WHAT YOU NEED TO DO
A. Condense the paragraph of the forum thread that begins "See my notes from the project" into a short bulleted list that keeps its main facts.
B. Reproduce word for word the part of the forum thread between "Still randomly rebooting" and "receiving DDP data.", inclusive.

PASSAGE PROVIDED
——

Still randomly rebooting for me with browser closed and no Artnet data being sent to it. Seems to be about every 8-12 hours. The only thing I've noticed is the heap size seems to go up and down but never runs out.

aggie81 commented 2 years ago

Just got back to trying ESPixelStick v4.0-beta4 on ESPixelStick Ver 3 HW, Seems to be running better than beta3, but beta4 still also randomly reboots, usually when accessing the the Web UI and changing parameters on the Device Setup page. Once setup (DDP mode), I have been able to send sequence data directly from xLights to a 150 pixel string for at least 4 hours now with no reboots, with the web UI open at the Home page to monitor uptime. As long as I am not changing parameters in the Web UI it seems to be fairly stable so far just receiving DDP data.

MartinMueller2003 commented 2 years ago

ESP8266 has far less ram available than the ESP32 implementation. This causes the Web UI to occasionally starve the rest of the system and that causes crashes.

aggie81 commented 2 years ago

Can there be a work around for V4 and ESP8266 HW? Ver 3.2 and the latest WLED 0.12.0 both seem to run solid on the ESP8266 in my testing.

forkineye commented 2 years ago

We've been trying to get to the core of the issue. It started happening during the re-factor from 3.2 to 4.0 and is what has been keeping 4.0 from becoming a "stable" release and is related the webserver library and underlying asynctcp code that is being used.

onewithhammer commented 2 years ago

Shelby / Martin - Have you tired to remove the Arduino JSON Library and all references. When I was developing this project (https://github.com/onewithhammer/ESP8266-MyWidget-Demo) I was having the similar results with exceptions and was pulling my hair out until I remove this library and all references.

See my notes from the project: I originally tried to send / receive JSON messages using the popular Arduino JSON Library ArduinoJson but I couldn't make it stable. I kept getting exceptions happening in various places, while stress testing (calling GET heap repeatively), so I eventually removed the ArduinoJson library and references. I converted all Web Services messages to send/receive text messages. I also converted files to save as text files (cfg.txt) instead of JSON.

——

RECORDED DATA
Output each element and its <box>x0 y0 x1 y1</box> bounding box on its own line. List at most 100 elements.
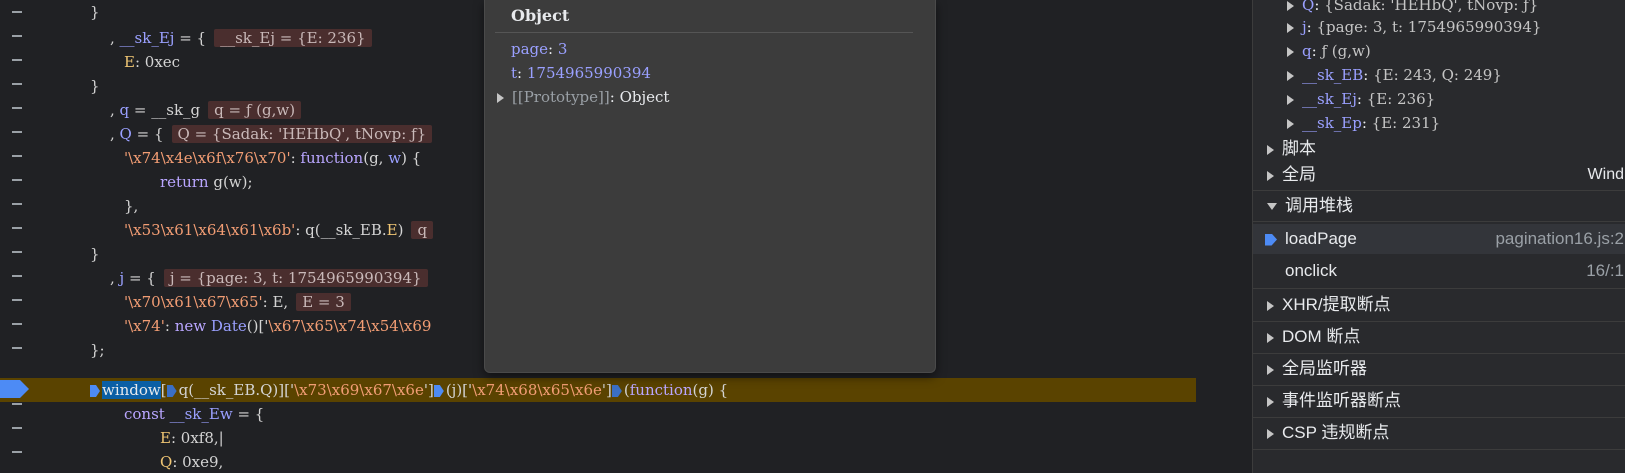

——

COMPLETE ANSWERS
A.
- Sending and receiving JSON messages with the ArduinoJson library proved unstable, with exceptions occurring in various places during stress testing (repeated GET heap calls).
- The ArduinoJson library and all references to it were removed.
- All Web Services messages were converted to plain text.
- Files are saved as text files (cfg.txt) instead of JSON.

B.
Still randomly rebooting for me with browser closed and no Artnet data being sent to it. Seems to be about every 8-12 hours. The only thing I've noticed is the heap size seems to go up and down but never runs out.

aggie81 commented 2 years ago

Just got back to trying ESPixelStick v4.0-beta4 on ESPixelStick Ver 3 HW, Seems to be running better than beta3, but beta4 still also randomly reboots, usually when accessing the the Web UI and changing parameters on the Device Setup page. Once setup (DDP mode), I have been able to send sequence data directly from xLights to a 150 pixel string for at least 4 hours now with no reboots, with the web UI open at the Home page to monitor uptime. As long as I am not changing parameters in the Web UI it seems to be fairly stable so far just receiving DDP data.